======== EXTRACTED DATA ========
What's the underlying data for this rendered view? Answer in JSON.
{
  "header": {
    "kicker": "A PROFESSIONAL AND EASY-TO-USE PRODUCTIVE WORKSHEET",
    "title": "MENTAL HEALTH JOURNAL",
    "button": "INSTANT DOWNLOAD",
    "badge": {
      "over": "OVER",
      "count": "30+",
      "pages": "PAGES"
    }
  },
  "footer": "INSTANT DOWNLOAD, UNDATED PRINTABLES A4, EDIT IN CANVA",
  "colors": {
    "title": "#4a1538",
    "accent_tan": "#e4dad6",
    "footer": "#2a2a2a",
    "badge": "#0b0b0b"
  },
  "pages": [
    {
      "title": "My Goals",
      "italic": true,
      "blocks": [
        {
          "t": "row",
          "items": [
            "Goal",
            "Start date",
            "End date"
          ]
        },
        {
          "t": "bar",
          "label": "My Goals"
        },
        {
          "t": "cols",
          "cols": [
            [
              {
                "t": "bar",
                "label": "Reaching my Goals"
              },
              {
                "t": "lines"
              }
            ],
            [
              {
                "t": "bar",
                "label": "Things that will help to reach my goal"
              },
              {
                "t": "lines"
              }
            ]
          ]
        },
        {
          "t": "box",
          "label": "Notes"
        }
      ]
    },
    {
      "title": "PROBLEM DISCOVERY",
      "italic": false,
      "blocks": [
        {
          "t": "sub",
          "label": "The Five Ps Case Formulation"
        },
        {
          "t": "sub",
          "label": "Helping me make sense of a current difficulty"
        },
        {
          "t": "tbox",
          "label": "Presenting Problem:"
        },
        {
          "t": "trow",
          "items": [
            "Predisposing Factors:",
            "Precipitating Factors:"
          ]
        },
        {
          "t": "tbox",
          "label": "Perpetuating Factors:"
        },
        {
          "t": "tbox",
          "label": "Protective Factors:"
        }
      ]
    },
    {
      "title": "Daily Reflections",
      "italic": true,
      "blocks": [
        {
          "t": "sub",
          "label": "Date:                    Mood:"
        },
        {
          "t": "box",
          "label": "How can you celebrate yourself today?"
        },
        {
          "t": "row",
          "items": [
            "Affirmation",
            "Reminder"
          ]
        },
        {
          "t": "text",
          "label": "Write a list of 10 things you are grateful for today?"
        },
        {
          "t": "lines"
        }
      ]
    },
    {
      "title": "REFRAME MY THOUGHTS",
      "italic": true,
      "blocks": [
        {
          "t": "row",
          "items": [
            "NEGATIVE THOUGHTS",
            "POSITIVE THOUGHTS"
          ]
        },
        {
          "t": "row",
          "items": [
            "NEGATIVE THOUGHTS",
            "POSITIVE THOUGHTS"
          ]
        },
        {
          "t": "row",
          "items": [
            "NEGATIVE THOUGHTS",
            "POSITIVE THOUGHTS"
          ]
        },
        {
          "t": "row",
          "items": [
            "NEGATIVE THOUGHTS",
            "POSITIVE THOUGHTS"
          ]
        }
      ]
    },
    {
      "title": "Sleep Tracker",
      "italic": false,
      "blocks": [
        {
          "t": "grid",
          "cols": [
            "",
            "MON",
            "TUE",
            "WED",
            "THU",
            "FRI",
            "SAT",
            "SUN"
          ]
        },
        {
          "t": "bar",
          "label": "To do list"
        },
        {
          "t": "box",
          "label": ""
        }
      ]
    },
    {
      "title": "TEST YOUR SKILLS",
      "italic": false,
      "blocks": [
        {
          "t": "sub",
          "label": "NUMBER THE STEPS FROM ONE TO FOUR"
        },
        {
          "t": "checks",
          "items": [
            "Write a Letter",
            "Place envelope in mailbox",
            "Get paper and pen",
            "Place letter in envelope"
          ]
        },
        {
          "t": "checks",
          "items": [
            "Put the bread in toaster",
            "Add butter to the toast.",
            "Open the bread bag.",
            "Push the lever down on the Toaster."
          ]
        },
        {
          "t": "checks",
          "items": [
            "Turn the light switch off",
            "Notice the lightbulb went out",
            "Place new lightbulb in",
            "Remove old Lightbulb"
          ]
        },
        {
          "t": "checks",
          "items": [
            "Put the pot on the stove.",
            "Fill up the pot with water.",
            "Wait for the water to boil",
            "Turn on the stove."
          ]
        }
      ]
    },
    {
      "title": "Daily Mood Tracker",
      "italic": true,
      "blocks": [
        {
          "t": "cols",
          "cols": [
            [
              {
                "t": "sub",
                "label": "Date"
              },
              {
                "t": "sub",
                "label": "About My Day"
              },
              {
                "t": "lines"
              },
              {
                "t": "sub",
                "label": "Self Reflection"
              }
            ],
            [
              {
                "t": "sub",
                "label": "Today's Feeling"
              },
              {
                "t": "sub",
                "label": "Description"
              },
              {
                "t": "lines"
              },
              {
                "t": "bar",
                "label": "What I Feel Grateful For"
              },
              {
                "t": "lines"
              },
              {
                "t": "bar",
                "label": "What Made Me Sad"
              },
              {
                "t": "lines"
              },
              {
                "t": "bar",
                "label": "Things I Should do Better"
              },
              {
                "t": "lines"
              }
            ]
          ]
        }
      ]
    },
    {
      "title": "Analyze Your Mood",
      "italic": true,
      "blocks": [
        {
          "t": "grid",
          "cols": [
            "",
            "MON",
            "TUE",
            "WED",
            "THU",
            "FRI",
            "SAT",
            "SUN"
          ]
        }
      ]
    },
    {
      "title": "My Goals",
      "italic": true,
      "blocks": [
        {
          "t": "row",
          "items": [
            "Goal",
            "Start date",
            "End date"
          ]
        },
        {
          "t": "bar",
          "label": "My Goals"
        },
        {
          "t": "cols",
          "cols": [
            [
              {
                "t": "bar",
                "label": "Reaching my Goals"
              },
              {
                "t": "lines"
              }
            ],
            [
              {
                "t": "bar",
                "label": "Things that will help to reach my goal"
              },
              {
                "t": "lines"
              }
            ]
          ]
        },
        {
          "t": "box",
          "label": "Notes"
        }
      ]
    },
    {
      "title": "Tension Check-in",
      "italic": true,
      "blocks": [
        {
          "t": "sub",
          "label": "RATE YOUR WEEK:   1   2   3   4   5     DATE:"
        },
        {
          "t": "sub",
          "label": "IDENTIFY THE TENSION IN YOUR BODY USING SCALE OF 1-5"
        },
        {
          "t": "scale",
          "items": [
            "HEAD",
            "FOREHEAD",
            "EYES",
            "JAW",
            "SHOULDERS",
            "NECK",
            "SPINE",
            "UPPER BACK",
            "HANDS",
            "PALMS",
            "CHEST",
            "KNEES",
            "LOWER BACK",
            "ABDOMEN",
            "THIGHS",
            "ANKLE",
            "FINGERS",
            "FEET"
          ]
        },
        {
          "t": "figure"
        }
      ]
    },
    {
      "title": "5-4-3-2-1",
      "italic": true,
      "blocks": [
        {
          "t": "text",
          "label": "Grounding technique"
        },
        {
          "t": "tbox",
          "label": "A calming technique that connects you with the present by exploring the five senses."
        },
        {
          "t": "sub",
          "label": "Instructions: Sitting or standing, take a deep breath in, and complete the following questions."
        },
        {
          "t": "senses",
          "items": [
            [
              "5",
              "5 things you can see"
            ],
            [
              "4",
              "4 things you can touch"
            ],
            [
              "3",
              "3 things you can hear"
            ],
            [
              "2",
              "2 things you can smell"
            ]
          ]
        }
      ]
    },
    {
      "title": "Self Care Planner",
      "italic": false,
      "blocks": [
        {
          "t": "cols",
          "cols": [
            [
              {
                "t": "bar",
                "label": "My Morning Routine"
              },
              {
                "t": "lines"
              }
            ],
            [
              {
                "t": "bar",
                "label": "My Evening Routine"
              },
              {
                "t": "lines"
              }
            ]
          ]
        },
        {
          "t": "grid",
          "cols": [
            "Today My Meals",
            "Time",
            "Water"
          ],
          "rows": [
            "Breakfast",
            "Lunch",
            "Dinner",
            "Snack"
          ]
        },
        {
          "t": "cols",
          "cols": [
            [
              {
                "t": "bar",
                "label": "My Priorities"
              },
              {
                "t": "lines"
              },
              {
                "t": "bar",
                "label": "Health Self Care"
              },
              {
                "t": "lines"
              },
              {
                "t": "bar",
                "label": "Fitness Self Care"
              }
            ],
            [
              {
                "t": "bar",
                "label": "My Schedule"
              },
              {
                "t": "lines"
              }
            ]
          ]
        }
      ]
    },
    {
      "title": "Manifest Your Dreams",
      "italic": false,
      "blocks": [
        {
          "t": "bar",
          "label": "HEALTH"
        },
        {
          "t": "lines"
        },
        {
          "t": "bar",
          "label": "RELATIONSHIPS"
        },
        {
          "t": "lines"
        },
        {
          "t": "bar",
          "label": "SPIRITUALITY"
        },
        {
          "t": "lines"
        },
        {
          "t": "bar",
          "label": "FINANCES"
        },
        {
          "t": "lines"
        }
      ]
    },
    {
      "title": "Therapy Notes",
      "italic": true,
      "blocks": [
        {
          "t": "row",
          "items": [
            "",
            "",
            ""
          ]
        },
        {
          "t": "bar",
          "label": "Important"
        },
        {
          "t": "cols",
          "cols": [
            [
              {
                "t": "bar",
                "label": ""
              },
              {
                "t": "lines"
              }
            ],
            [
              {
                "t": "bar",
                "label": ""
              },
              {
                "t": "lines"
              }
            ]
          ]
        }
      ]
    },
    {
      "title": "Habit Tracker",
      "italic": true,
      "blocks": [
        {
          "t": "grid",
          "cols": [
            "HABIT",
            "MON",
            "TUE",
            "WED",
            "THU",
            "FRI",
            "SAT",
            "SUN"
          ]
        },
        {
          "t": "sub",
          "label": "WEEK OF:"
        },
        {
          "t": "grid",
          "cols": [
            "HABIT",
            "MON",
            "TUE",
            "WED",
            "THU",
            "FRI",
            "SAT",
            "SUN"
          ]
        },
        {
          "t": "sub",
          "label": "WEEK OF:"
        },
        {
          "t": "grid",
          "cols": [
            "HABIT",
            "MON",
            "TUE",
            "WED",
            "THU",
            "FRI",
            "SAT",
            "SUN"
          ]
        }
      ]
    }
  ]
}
========
Among the records above, find each line holding the string "senses" and pull it out.

          "label": "A calming technique that connects you with the present by exploring the five senses."
          "t": "senses",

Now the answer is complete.